Очередной, юбилейный Минский международный Рождественский оперный форум проходил в белорусской столице с 12 по 18 декабря. Вот уже в пятый раз Белорусский театр оперы и балета проводит такой масштабный ежегодный фестиваль, и вновь он собирает полные залы любителей оперного искусства.
В этом году структура форума оказалась несколько иной, нежели в предыдущие годы, когда организаторы приглашали в гости к минчанам зарубежную оперную труппу. Так, в Минск привозили свои спектакли Латвийская национальная опера, московская Новая опера, Музыкальный театр им. Станиславского и Немировича-Данченко, Софийская опера, петербургский Михайловский театр. На этот раз в программе не оказалось гастрольного спектакля. Зато в афише форума появился вокальный конкурс, а точнее 1-й международный Рождественский конкурс вокалистов, масштабы которого впечатляют – в нем приняли участие более 200 вокалистов из многих стран Европы и Азии.
В течение недели на форуме при полном аншлаге было показано 5 новых работ Белорусского оперного театра (постановки 2014 года), включая премьеры «Паяцев» Леонкавалло и «Служанки-госпожи» Перголези. По традиции в ряде спектаклей были задействованы не только местные артисты, но и приглашенные солисты. Завершился праздник оперного искусства большим гала-концертом, в котором приняли участие артисты 13 стран.
За сухими цифрами статистики стоит впечатляющая работа театрального коллектива белорусской столицы, как творческая, так и организационная. Пятый форум успешно завершен и теперь с еще большей уверенностью можно утверждать, что он обрел черты устойчивой традиции, которая, будем надеяться, успешно продолжится в будущем.
━━━
• [Условие задания]
Перепишите из текста о Рождественском оперном форуме фрагмент, начиная со слов «В этом году» и заканчивая словами «Европы и Азии.». Пользуйтесь только текстом о Рождественском оперном форуме.

• [Исходные данные]
━━━
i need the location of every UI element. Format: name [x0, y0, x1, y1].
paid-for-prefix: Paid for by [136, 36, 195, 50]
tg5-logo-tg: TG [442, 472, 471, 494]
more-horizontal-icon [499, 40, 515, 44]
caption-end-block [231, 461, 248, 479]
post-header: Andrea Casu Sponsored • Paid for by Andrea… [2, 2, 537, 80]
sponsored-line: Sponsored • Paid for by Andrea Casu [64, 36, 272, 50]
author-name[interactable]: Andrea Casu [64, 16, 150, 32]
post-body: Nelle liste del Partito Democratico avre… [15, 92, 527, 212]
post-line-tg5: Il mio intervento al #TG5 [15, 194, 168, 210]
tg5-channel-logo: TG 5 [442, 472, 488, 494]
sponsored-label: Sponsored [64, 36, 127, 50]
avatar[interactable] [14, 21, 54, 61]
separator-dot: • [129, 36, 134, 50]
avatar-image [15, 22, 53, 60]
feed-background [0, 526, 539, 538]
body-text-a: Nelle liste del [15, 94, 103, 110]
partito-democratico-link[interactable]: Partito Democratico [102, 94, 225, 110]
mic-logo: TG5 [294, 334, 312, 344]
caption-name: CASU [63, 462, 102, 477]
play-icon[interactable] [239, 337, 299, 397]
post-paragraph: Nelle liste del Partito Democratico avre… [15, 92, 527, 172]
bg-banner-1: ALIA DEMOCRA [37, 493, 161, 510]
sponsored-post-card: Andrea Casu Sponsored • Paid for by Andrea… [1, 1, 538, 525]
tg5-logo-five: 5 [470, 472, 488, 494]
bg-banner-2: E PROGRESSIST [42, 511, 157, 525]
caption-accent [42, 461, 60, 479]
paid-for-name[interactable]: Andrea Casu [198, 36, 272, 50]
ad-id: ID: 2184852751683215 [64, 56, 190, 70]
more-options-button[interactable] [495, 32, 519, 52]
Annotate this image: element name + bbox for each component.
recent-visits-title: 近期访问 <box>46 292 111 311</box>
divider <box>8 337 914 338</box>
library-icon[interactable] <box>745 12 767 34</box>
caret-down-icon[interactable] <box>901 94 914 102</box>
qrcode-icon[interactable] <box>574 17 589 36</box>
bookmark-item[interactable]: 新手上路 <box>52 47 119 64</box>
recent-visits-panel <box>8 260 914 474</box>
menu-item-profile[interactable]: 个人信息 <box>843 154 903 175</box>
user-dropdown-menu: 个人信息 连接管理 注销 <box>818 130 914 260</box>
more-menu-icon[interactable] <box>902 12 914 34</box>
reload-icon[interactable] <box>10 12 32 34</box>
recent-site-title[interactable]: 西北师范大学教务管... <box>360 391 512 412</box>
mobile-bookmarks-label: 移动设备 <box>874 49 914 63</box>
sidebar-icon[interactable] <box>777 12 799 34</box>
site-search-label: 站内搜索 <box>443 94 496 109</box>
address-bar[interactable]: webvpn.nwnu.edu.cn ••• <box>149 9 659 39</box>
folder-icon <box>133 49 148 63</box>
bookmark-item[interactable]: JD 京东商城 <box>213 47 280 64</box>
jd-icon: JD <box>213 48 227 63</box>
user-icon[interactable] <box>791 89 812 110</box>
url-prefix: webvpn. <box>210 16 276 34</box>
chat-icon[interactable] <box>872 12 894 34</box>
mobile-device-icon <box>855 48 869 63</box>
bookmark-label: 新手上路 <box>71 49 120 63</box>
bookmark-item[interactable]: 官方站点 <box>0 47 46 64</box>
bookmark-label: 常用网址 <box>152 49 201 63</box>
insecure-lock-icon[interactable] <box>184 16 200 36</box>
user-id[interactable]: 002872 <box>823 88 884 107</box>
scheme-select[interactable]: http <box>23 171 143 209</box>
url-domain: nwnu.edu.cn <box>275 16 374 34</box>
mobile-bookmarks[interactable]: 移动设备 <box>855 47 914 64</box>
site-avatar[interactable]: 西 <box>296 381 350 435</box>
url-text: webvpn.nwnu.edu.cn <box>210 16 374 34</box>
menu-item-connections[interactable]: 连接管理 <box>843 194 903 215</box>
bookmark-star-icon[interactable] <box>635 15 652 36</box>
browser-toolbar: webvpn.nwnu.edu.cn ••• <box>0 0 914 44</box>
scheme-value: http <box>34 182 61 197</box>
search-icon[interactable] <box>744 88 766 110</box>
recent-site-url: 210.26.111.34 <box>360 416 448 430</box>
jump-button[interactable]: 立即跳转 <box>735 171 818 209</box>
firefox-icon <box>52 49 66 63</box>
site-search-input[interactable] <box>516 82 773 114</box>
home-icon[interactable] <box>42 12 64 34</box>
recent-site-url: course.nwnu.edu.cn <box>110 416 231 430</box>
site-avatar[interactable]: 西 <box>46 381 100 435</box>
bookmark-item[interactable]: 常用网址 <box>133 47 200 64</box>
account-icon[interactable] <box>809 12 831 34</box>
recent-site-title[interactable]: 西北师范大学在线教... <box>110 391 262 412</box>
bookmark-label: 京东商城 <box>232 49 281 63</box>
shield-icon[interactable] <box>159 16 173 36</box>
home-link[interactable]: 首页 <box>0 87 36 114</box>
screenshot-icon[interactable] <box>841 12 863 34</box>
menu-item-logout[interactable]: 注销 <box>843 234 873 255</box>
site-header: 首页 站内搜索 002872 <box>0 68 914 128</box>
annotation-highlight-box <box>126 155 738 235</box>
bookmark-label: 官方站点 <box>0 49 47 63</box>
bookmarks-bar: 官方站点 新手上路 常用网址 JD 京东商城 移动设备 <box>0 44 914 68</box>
━━━
• [Выполненное задание]
В этом году структура форума оказалась несколько иной, нежели в предыдущие годы, когда организаторы приглашали в гости к минчанам зарубежную оперную труппу. Так, в Минск привозили свои спектакли Латвийская национальная опера, московская Новая опера, Музыкальный театр им. Станиславского и Немировича-Данченко, Софийская опера, петербургский Михайловский театр. На этот раз в программе не оказалось гастрольного спектакля. Зато в афише форума появился вокальный конкурс, а точнее 1-й международный Рождественский конкурс вокалистов, масштабы которого впечатляют – в нем приняли участие более 200 вокалистов из многих стран Европы и Азии.